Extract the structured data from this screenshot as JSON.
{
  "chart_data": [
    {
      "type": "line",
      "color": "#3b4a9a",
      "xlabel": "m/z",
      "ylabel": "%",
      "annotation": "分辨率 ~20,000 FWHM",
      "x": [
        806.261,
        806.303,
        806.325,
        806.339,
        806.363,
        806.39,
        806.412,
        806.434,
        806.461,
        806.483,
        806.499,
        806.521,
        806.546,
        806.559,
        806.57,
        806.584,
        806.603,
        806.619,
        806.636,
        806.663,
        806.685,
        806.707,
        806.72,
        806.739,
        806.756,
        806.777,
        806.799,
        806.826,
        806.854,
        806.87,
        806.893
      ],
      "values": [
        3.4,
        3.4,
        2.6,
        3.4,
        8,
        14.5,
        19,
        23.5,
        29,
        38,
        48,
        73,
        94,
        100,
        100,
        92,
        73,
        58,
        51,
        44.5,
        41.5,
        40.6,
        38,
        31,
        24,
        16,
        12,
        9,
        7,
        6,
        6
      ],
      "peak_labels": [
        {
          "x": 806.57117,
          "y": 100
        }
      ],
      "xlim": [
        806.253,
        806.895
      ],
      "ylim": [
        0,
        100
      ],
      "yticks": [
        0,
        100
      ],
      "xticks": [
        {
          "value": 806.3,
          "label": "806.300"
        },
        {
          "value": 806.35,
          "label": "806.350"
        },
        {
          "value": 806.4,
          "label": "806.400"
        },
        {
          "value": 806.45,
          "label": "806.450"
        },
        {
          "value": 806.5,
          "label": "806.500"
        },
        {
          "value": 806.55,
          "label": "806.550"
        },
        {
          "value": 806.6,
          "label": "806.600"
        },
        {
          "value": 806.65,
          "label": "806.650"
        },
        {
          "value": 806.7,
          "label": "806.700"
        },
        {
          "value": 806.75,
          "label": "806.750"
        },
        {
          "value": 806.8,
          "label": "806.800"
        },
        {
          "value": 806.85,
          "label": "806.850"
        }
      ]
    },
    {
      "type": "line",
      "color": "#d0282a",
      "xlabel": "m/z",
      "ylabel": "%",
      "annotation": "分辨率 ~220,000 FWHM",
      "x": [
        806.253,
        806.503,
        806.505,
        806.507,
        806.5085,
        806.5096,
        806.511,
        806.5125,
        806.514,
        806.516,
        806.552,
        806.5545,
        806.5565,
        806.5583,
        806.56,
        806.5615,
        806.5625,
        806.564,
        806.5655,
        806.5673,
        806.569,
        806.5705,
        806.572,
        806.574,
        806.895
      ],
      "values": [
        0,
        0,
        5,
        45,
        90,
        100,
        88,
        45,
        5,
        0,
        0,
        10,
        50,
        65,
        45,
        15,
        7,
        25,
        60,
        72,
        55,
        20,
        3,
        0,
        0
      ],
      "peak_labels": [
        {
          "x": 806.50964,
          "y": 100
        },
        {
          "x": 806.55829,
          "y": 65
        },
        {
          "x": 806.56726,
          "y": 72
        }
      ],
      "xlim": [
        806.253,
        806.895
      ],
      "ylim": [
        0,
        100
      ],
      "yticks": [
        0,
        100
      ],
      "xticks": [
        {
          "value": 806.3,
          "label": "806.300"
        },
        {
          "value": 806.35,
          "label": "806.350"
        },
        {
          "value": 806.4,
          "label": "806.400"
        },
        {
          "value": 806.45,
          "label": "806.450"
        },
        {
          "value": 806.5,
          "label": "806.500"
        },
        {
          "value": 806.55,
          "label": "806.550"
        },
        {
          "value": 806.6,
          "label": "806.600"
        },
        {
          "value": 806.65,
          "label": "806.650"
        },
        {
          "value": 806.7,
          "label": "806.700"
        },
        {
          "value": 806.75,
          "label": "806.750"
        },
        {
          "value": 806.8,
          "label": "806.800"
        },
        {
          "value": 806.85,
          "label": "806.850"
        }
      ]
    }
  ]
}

• **WRITTEN EXERCISE**:
Report the number of lines of the listing above that hold the string "FWHM", with no other text.

• **TASK RESULT**:
2